• [Written request] From the data that follows, copy every line holding the string "when".
_ _ _
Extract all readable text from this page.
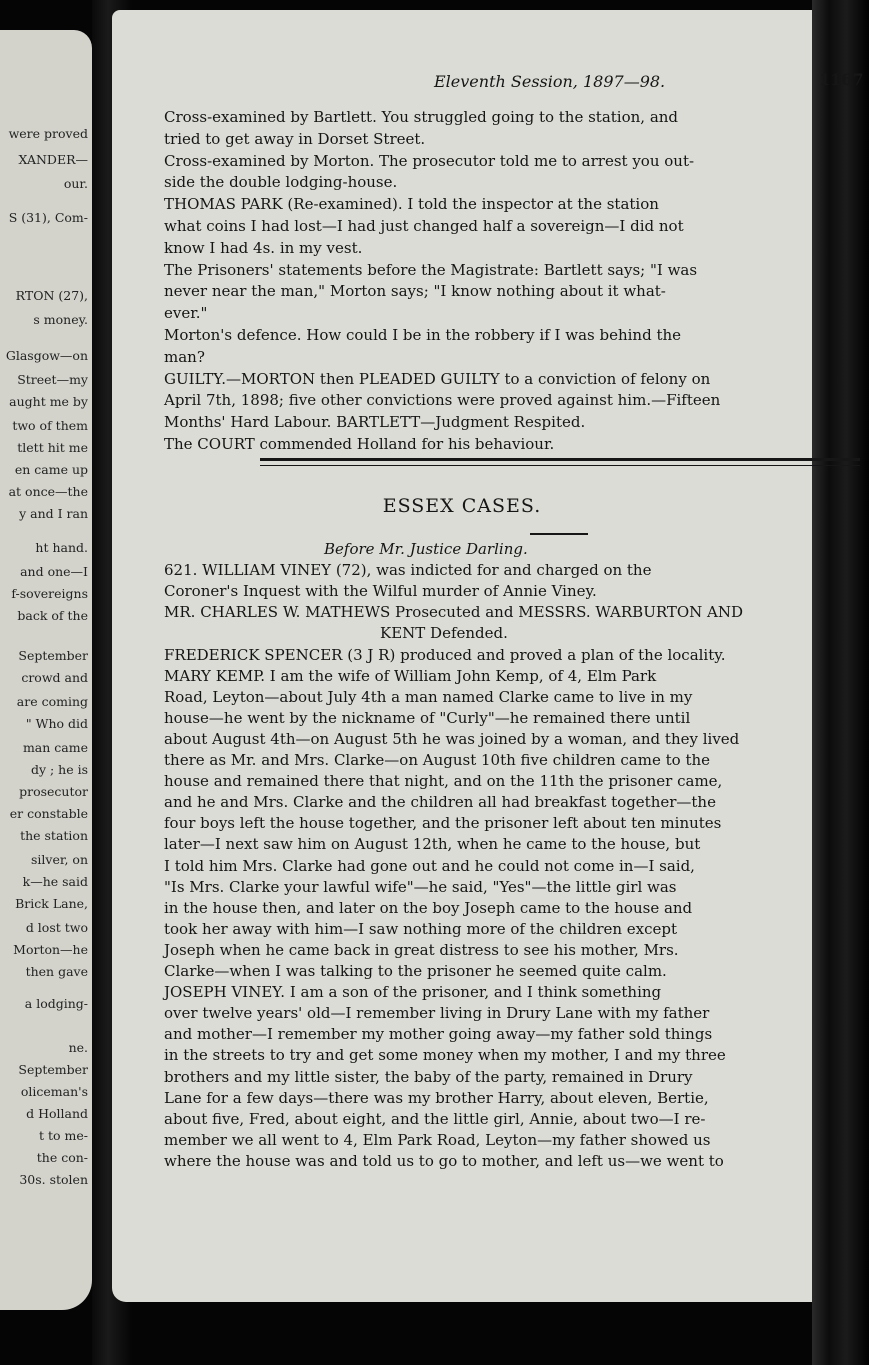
were proved
XANDER—
our.
S (31), Com-
RTON (27),
s money.
Glasgow—on
Street—my
aught me by
two of them
tlett hit me
en came up
at once—the
y and I ran
ht hand.
and one—I
f-sovereigns
back of the
September
crowd and
are coming
" Who did
man came
dy ; he is
prosecutor
er constable
the station
silver, on
k—he said
Brick Lane,
d lost two
Morton—he
then gave
a lodging-
ne.
September
oliceman's
d Holland
t to me-
the con-
30s. stolen
Eleventh Session, 1897—98.	1167
ESSEX CASES.
Cross-examined by Bartlett. You struggled going to the station, and
tried to get away in Dorset Street.
Cross-examined by Morton. The prosecutor told me to arrest you out-
side the double lodging-house.
THOMAS PARK (Re-examined). I told the inspector at the station
what coins I had lost—I had just changed half a sovereign—I did not
know I had 4s. in my vest.
The Prisoners' statements before the Magistrate: Bartlett says; "I was
never near the man," Morton says; "I know nothing about it what-
ever."
Morton's defence. How could I be in the robbery if I was behind the
man?
GUILTY.—MORTON then PLEADED GUILTY to a conviction of felony on
April 7th, 1898; five other convictions were proved against him.—Fifteen
Months' Hard Labour. BARTLETT—Judgment Respited.
The COURT commended Holland for his behaviour.
Before Mr. Justice Darling.
621. WILLIAM VINEY (72), was indicted for and charged on the
Coroner's Inquest with the Wilful murder of Annie Viney.
MR. CHARLES W. MATHEWS Prosecuted and MESSRS. WARBURTON AND
KENT Defended.
FREDERICK SPENCER (3 J R) produced and proved a plan of the locality.
MARY KEMP. I am the wife of William John Kemp, of 4, Elm Park
Road, Leyton—about July 4th a man named Clarke came to live in my
house—he went by the nickname of "Curly"—he remained there until
about August 4th—on August 5th he was joined by a woman, and they lived
there as Mr. and Mrs. Clarke—on August 10th five children came to the
house and remained there that night, and on the 11th the prisoner came,
and he and Mrs. Clarke and the children all had breakfast together—the
four boys left the house together, and the prisoner left about ten minutes
later—I next saw him on August 12th, when he came to the house, but
I told him Mrs. Clarke had gone out and he could not come in—I said,
"Is Mrs. Clarke your lawful wife"—he said, "Yes"—the little girl was
in the house then, and later on the boy Joseph came to the house and
took her away with him—I saw nothing more of the children except
Joseph when he came back in great distress to see his mother, Mrs.
Clarke—when I was talking to the prisoner he seemed quite calm.
JOSEPH VINEY. I am a son of the prisoner, and I think something
over twelve years' old—I remember living in Drury Lane with my father
and mother—I remember my mother going away—my father sold things
in the streets to try and get some money when my mother, I and my three
brothers and my little sister, the baby of the party, remained in Drury
Lane for a few days—there was my brother Harry, about eleven, Bertie,
about five, Fred, about eight, and the little girl, Annie, about two—I re-
member we all went to 4, Elm Park Road, Leyton—my father showed us
where the house was and told us to go to mother, and left us—we went to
_ _ _
• [Answer for this exercise]
later—I next saw him on August 12th, when he came to the house, but
Joseph when he came back in great distress to see his mother, Mrs.
Clarke—when I was talking to the prisoner he seemed quite calm.
in the streets to try and get some money when my mother, I and my three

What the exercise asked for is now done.